TASK GOAL:
Leave out the pictures, then reproduce the rest of the material exactly.

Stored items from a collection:
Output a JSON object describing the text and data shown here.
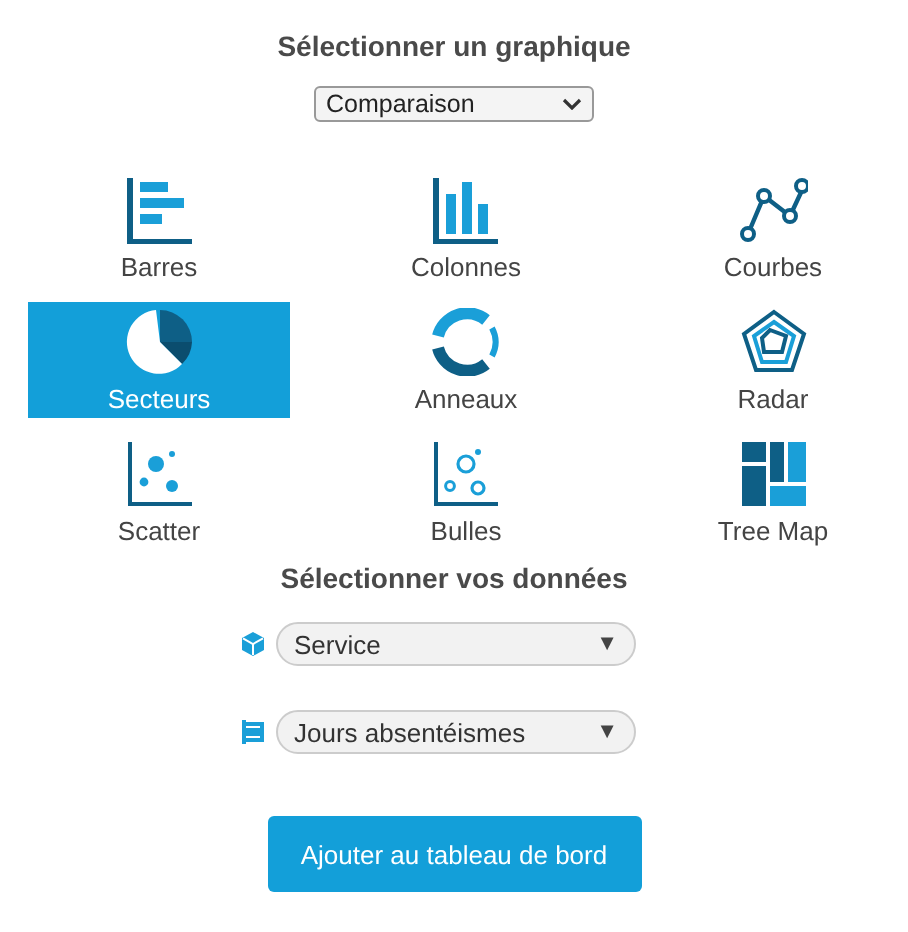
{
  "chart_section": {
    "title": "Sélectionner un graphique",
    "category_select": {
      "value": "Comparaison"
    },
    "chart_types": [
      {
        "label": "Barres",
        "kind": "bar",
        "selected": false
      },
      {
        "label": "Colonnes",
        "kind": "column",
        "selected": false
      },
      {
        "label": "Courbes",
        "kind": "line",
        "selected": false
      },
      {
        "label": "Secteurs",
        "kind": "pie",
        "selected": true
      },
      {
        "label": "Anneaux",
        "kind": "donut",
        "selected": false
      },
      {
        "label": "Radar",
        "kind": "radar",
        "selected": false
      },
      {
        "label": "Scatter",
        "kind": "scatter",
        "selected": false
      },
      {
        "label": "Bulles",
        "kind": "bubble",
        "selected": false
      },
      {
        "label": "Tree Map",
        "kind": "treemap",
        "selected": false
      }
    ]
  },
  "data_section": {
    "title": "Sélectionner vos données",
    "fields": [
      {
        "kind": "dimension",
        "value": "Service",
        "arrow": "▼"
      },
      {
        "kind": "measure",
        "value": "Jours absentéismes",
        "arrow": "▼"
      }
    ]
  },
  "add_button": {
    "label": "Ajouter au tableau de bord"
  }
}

OUTPUT FOR THIS TASK:
Output a JSON object describing the text and data shown here.
{
  "chart_section": {
    "title": "Sélectionner un graphique",
    "category_select": {
      "value": "Comparaison"
    },
    "chart_types": [
      {
        "label": "Barres",
        "kind": "bar",
        "selected": false
      },
      {
        "label": "Colonnes",
        "kind": "column",
        "selected": false
      },
      {
        "label": "Courbes",
        "kind": "line",
        "selected": false
      },
      {
        "label": "Secteurs",
        "kind": "pie",
        "selected": true
      },
      {
        "label": "Anneaux",
        "kind": "donut",
        "selected": false
      },
      {
        "label": "Radar",
        "kind": "radar",
        "selected": false
      },
      {
        "label": "Scatter",
        "kind": "scatter",
        "selected": false
      },
      {
        "label": "Bulles",
        "kind": "bubble",
        "selected": false
      },
      {
        "label": "Tree Map",
        "kind": "treemap",
        "selected": false
      }
    ]
  },
  "data_section": {
    "title": "Sélectionner vos données",
    "fields": [
      {
        "kind": "dimension",
        "value": "Service",
        "arrow": "▼"
      },
      {
        "kind": "measure",
        "value": "Jours absentéismes",
        "arrow": "▼"
      }
    ]
  },
  "add_button": {
    "label": "Ajouter au tableau de bord"
  }
}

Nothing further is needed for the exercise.